- **Input rows**
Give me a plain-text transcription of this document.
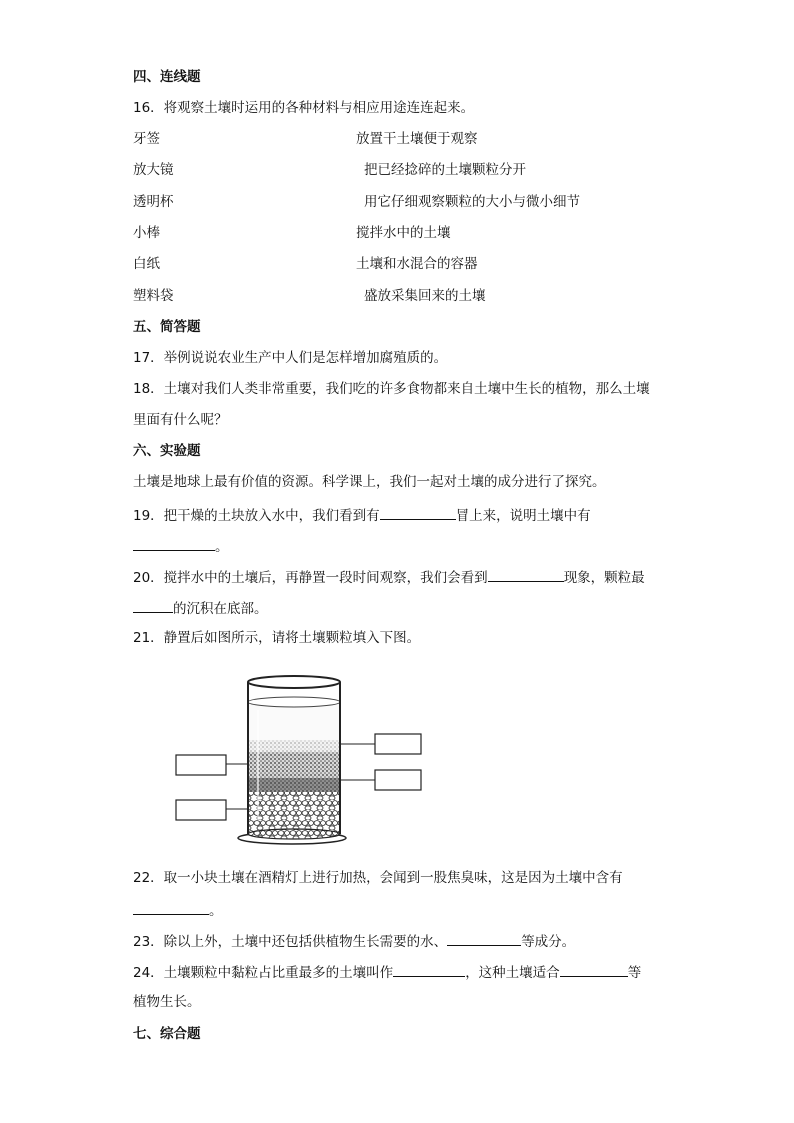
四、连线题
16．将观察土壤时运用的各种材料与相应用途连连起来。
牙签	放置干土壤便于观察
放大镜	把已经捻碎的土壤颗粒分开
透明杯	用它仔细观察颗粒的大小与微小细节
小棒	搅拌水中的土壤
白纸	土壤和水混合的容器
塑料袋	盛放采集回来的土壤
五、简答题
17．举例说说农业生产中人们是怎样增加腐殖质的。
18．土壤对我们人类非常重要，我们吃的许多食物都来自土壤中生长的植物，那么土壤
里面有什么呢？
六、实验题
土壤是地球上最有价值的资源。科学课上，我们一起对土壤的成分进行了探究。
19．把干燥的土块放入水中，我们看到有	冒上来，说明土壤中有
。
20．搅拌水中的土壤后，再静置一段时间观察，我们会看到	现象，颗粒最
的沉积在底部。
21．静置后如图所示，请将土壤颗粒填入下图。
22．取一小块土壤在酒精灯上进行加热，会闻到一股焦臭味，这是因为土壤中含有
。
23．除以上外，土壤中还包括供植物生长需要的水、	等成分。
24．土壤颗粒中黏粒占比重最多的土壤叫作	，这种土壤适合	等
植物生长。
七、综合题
...
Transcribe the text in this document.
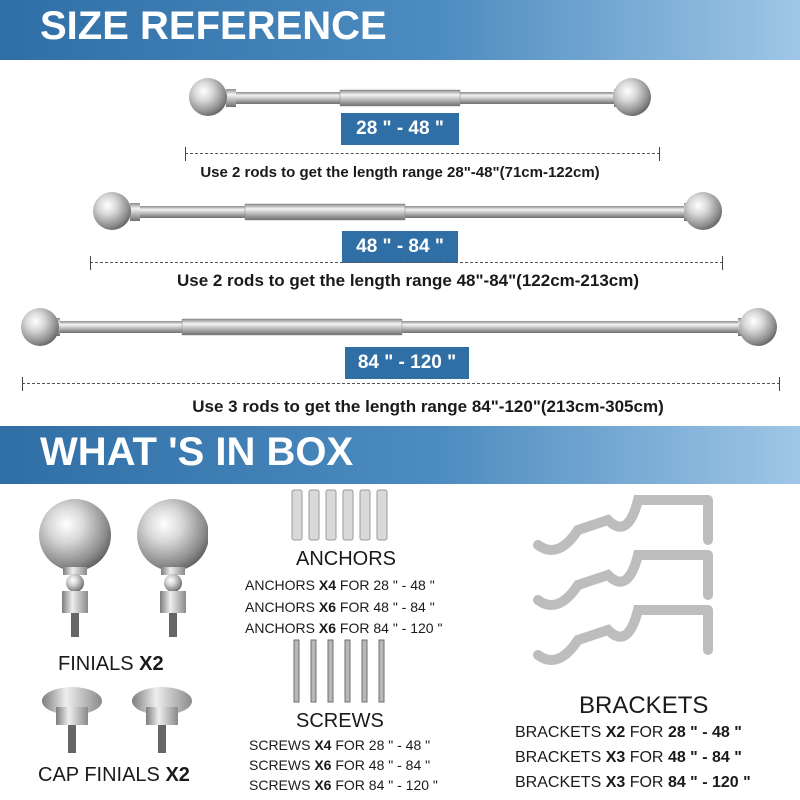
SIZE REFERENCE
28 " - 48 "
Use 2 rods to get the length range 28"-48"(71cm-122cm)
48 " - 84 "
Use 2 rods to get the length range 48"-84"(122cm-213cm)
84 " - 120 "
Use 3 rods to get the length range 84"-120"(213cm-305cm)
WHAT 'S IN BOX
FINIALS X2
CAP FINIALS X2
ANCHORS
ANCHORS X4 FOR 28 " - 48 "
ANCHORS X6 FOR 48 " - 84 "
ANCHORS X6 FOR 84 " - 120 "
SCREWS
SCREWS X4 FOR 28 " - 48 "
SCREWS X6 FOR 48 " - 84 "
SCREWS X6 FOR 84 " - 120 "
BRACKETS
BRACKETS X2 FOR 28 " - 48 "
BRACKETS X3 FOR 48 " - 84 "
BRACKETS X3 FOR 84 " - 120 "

- **What is expected**
Return only the number of lines in the data that contain "range".

- **Solution to this problem**
3